Record extracts

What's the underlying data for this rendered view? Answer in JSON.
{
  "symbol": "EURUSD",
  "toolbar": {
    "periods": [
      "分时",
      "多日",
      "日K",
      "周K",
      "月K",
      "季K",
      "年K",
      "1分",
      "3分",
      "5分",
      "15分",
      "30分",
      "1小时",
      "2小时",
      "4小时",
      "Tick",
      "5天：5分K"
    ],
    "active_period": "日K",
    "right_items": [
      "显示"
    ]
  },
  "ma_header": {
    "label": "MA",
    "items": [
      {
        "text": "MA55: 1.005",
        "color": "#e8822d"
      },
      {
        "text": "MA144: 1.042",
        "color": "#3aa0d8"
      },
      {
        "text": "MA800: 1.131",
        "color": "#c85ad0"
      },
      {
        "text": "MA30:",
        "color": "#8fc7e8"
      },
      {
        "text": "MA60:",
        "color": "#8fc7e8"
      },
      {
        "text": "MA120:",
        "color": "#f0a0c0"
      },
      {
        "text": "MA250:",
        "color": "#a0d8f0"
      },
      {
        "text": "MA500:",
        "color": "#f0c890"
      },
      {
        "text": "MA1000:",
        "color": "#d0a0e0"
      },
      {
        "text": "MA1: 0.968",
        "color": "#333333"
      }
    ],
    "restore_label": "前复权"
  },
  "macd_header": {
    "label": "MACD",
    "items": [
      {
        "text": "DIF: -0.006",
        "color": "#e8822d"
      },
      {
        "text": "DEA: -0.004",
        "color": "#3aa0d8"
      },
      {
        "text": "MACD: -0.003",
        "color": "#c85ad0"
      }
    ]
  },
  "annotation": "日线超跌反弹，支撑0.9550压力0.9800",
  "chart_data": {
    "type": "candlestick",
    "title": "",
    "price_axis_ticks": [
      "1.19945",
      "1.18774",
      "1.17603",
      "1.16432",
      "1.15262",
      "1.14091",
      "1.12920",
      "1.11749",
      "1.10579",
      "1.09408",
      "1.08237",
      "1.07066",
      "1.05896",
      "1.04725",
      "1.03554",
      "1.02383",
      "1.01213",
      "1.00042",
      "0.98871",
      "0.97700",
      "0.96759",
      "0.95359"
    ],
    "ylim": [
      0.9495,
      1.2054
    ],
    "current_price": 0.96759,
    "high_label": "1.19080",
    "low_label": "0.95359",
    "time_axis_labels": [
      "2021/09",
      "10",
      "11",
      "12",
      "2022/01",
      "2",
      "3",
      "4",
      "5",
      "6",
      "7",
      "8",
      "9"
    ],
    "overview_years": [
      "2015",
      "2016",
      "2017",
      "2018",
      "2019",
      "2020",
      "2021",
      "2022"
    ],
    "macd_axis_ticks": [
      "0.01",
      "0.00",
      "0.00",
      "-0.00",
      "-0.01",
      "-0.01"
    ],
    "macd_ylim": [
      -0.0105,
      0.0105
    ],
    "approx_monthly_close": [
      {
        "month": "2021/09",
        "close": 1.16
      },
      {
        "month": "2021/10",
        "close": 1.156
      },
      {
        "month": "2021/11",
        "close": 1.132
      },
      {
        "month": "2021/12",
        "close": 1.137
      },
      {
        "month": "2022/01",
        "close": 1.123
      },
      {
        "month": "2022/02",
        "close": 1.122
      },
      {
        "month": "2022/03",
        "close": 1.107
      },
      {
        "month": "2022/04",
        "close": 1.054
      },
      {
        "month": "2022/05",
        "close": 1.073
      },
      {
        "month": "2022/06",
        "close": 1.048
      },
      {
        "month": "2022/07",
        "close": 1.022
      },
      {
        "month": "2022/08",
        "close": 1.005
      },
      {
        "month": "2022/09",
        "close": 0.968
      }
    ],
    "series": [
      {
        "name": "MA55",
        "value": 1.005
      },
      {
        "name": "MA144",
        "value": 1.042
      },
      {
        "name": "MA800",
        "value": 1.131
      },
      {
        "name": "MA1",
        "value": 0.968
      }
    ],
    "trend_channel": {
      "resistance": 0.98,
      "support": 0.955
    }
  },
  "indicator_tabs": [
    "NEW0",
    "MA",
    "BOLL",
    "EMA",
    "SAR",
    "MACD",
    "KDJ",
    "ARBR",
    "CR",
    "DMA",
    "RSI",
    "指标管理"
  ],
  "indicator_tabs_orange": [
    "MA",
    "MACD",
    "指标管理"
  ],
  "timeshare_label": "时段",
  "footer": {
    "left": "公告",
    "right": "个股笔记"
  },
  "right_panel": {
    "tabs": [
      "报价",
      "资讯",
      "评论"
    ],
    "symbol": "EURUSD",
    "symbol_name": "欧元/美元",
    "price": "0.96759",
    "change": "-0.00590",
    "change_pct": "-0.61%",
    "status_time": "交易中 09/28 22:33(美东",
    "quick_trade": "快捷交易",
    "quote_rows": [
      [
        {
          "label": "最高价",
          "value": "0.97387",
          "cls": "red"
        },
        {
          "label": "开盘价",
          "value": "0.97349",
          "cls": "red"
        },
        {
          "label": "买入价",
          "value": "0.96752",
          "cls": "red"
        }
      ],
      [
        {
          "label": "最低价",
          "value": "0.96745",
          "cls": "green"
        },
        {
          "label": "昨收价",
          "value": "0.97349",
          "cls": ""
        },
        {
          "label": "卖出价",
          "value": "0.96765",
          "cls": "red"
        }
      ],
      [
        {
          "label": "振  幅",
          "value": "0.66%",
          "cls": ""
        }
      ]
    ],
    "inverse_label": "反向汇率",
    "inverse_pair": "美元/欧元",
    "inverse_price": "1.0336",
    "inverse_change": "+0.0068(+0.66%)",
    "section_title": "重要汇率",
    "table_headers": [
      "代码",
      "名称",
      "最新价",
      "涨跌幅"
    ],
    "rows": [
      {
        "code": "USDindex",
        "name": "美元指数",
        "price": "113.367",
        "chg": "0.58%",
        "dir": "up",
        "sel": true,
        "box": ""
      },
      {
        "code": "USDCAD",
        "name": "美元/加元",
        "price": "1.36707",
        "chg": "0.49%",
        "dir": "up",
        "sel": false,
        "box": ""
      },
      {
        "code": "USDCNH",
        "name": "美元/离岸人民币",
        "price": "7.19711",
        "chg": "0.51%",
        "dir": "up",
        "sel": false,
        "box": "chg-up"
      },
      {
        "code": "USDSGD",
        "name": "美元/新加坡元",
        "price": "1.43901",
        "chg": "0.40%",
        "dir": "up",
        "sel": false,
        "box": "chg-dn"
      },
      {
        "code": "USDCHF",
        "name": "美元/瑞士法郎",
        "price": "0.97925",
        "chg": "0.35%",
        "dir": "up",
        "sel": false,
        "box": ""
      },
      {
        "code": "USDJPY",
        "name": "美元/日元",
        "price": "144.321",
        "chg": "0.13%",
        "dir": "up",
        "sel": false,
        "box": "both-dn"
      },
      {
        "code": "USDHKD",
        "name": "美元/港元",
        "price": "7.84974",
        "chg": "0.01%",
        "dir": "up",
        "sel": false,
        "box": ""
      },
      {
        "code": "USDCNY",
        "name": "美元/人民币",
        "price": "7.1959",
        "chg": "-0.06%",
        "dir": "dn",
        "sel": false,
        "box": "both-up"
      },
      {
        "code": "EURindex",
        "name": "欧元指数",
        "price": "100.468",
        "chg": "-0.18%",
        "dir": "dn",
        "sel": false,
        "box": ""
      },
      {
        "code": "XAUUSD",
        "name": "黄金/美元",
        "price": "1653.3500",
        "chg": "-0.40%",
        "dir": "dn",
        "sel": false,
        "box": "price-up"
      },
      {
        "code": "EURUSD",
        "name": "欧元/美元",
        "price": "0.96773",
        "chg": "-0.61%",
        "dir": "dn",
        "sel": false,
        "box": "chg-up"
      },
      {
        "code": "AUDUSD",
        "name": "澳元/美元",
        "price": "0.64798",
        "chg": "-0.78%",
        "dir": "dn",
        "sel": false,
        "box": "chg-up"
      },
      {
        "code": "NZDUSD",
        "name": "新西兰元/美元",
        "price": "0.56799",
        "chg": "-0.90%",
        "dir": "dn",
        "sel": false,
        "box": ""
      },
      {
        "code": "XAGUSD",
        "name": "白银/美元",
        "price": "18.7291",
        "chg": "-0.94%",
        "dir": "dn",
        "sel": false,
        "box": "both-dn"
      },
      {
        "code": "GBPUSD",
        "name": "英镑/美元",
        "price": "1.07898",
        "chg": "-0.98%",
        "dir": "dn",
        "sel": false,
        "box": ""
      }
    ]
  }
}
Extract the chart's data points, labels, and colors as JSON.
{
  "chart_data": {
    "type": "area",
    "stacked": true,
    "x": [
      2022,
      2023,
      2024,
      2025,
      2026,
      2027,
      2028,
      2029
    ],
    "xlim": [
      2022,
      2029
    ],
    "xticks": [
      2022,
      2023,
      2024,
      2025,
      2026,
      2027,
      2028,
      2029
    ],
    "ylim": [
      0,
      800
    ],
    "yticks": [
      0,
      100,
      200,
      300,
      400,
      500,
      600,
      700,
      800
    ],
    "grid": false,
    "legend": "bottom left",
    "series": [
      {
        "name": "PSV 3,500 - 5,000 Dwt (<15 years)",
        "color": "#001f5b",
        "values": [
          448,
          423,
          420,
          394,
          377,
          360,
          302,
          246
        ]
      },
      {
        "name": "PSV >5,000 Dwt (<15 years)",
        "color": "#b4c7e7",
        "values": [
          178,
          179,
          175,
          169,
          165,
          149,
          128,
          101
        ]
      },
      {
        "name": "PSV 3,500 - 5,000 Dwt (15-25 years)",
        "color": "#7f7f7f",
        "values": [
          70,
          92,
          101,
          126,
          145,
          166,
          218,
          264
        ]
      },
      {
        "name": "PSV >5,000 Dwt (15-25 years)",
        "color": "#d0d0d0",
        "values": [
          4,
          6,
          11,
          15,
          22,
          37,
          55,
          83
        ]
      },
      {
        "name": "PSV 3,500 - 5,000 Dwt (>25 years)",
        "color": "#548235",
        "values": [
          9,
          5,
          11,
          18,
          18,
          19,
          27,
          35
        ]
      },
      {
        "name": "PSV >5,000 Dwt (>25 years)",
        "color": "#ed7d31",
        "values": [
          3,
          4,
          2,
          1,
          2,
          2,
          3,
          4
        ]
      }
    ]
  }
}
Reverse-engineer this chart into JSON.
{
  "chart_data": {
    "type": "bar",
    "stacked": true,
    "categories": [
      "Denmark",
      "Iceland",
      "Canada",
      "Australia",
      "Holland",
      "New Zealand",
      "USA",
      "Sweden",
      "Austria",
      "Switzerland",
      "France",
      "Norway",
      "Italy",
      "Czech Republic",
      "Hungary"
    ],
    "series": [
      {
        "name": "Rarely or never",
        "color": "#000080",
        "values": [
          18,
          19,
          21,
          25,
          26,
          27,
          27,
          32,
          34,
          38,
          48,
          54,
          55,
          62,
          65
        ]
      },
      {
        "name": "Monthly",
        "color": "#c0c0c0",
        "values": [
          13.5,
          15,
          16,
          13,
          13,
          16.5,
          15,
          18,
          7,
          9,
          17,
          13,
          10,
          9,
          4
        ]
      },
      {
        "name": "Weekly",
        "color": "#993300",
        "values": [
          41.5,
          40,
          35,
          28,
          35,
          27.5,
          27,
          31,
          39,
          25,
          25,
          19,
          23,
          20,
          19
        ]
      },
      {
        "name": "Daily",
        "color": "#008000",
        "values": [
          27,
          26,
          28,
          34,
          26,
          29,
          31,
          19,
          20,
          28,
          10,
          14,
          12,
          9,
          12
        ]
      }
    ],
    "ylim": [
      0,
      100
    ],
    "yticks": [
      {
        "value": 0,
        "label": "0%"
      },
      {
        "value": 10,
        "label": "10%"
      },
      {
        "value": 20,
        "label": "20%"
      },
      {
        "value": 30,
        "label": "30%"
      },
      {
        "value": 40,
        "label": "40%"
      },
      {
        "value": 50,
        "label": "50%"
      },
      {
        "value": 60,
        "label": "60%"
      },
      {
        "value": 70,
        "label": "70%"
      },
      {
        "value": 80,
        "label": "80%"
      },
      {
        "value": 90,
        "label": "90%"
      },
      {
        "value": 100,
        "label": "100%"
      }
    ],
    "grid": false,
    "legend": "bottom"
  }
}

Exercise brief
Identify the lines of the entries containing the string "JSON". Copy each such line.

The solution
What's the underlying data for this rendered view? Answer in JSON.
Extract the chart's data points, labels, and colors as JSON.
Reverse-engineer this chart into JSON.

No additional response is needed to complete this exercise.